Records that describe figures:
..............................

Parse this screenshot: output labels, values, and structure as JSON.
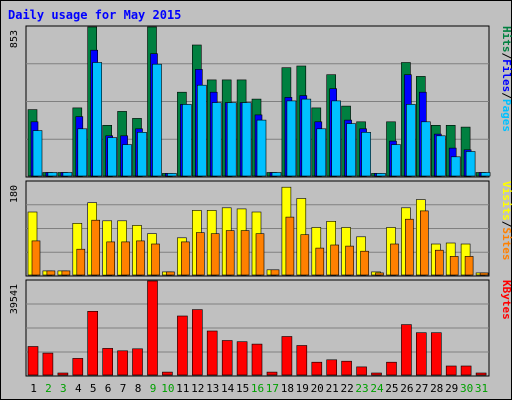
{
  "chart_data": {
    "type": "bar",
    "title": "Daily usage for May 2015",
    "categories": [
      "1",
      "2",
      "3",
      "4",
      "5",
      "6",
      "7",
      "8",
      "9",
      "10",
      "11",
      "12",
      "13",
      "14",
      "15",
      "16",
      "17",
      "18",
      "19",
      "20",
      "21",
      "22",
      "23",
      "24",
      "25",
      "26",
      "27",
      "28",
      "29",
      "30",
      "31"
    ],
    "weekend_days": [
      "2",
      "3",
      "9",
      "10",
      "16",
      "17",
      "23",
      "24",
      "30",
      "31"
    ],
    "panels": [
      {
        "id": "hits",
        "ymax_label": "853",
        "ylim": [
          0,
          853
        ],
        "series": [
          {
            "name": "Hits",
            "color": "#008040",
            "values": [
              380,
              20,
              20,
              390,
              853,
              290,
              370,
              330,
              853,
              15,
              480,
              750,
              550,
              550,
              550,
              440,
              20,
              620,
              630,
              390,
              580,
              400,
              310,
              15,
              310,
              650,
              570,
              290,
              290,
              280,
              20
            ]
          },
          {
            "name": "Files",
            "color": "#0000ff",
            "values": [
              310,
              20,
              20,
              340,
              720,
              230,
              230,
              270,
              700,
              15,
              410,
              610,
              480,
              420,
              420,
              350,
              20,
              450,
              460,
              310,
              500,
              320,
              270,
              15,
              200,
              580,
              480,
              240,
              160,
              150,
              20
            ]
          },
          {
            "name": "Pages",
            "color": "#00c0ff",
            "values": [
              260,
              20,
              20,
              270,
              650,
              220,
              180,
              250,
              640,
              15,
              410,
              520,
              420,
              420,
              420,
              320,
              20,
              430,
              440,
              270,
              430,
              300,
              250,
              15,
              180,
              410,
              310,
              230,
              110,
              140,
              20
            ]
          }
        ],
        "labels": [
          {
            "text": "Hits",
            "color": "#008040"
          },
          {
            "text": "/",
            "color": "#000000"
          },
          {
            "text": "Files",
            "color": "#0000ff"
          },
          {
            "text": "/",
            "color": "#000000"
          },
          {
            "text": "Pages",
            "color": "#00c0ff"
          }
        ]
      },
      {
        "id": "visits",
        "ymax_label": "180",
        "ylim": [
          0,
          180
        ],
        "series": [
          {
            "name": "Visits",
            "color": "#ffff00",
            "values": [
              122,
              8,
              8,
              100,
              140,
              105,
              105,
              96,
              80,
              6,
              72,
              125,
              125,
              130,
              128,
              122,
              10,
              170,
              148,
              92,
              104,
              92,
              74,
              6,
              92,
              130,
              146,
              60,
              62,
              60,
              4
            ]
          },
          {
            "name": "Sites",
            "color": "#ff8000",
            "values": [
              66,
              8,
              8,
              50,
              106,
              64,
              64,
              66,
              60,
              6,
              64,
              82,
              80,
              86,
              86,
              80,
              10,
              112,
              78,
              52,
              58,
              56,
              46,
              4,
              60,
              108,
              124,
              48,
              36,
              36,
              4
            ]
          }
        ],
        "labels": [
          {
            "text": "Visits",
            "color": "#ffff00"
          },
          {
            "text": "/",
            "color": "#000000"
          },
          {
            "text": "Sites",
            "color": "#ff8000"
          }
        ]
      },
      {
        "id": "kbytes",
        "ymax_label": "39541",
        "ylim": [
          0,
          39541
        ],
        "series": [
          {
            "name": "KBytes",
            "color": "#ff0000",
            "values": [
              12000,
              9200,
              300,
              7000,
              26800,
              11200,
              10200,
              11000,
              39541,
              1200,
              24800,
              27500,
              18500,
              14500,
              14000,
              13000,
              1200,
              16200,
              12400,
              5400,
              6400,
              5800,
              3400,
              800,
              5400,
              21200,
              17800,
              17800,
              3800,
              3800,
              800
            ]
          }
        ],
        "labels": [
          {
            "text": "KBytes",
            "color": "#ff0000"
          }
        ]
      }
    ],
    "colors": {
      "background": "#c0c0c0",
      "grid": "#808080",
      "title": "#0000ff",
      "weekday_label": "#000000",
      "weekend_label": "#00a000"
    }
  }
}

..............................

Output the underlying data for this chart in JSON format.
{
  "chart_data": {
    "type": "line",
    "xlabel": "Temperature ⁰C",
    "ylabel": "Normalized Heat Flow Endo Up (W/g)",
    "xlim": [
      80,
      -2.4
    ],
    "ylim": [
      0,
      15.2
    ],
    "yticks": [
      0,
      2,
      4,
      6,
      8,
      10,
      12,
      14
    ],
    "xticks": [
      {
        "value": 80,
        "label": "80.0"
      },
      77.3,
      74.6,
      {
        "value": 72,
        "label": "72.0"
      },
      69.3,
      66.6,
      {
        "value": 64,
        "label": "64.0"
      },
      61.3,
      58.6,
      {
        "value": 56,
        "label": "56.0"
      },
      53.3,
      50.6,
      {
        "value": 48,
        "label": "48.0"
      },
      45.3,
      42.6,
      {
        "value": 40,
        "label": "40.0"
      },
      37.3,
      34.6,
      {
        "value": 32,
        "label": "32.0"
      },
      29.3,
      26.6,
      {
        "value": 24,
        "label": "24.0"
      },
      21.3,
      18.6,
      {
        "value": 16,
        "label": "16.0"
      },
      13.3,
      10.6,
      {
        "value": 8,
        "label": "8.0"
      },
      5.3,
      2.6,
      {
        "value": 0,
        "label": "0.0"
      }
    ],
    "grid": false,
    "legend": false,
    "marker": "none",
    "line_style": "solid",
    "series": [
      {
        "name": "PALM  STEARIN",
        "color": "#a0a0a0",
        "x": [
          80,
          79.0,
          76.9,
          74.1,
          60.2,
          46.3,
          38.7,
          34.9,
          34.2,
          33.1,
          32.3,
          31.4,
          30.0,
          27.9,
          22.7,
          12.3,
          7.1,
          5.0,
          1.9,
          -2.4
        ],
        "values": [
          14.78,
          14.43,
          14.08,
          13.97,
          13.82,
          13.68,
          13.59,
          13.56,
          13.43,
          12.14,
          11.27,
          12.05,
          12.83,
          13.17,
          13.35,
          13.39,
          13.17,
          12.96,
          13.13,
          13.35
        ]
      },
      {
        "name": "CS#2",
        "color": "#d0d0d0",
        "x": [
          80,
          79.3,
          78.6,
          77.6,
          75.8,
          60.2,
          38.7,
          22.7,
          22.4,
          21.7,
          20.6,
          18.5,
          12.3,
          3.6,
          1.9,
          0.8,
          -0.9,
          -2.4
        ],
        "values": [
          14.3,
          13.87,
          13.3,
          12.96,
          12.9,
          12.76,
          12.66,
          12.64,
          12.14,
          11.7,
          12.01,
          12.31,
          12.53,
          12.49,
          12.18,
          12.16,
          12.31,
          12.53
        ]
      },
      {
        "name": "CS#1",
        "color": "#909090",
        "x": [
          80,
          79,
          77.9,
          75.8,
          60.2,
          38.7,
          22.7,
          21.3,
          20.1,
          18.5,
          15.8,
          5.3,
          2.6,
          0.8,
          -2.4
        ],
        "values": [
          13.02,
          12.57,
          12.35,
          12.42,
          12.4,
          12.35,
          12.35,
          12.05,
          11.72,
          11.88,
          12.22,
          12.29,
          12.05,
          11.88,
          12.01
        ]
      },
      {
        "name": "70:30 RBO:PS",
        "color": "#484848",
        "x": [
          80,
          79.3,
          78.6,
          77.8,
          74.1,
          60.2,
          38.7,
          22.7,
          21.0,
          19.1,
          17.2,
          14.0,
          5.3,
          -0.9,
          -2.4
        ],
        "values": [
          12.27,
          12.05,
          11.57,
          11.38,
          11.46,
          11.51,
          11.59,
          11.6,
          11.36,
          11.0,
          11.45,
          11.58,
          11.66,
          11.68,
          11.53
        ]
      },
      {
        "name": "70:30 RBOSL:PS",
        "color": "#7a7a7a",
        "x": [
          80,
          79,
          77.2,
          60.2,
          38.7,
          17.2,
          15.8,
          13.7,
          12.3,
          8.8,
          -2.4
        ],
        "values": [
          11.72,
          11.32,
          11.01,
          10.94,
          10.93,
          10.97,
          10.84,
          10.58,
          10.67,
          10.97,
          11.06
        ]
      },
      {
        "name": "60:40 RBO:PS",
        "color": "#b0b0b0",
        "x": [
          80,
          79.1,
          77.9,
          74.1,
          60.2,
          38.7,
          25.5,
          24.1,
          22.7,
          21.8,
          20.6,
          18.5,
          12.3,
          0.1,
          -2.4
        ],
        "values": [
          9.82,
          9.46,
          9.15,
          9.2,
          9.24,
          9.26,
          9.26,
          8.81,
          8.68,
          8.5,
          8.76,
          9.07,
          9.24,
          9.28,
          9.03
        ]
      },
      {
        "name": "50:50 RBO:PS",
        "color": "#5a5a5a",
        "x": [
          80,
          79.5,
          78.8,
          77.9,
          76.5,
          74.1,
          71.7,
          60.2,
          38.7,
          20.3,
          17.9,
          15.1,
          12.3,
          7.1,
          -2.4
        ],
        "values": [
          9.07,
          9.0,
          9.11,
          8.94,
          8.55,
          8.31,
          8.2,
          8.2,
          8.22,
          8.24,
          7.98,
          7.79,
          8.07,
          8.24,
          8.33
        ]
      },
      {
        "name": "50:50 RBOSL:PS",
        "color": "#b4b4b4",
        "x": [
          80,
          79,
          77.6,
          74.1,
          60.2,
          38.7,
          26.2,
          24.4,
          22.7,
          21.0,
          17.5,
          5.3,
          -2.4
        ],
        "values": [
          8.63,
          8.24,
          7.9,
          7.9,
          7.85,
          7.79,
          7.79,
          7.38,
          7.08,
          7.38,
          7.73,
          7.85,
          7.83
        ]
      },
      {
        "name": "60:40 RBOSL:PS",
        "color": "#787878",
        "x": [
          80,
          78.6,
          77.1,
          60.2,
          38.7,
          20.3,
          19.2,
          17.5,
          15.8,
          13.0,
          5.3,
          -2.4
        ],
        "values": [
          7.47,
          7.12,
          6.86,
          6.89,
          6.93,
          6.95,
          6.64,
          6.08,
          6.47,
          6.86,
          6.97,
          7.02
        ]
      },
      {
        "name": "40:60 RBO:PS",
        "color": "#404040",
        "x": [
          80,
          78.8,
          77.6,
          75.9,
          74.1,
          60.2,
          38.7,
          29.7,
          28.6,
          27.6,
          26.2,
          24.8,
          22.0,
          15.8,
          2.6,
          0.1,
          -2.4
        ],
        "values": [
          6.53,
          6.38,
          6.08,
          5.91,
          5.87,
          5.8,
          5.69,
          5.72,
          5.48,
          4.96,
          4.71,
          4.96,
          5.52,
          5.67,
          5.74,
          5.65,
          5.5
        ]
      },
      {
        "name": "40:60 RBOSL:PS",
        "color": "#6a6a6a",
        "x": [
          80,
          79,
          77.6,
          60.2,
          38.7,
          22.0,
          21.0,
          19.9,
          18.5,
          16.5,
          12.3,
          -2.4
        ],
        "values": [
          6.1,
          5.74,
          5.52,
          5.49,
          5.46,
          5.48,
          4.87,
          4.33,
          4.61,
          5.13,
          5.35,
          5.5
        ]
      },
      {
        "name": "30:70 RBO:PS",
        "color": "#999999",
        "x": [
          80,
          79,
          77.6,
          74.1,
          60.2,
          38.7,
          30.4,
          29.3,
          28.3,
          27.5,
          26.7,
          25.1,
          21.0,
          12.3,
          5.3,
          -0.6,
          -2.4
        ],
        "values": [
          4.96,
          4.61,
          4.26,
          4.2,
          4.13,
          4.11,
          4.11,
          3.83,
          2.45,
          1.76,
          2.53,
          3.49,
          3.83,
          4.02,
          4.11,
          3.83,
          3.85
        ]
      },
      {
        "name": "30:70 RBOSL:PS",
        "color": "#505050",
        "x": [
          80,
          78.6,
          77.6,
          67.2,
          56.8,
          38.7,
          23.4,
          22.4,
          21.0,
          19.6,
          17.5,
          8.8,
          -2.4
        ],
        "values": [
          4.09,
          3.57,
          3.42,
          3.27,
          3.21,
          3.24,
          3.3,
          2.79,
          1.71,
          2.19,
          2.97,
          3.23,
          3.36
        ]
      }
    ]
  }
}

..............................

— Exercise brief —
From the entries above, extract every line where the word "JSON" appears.

— Reply —
Parse this screenshot: output labels, values, and structure as JSON.
Output the underlying data for this chart in JSON format.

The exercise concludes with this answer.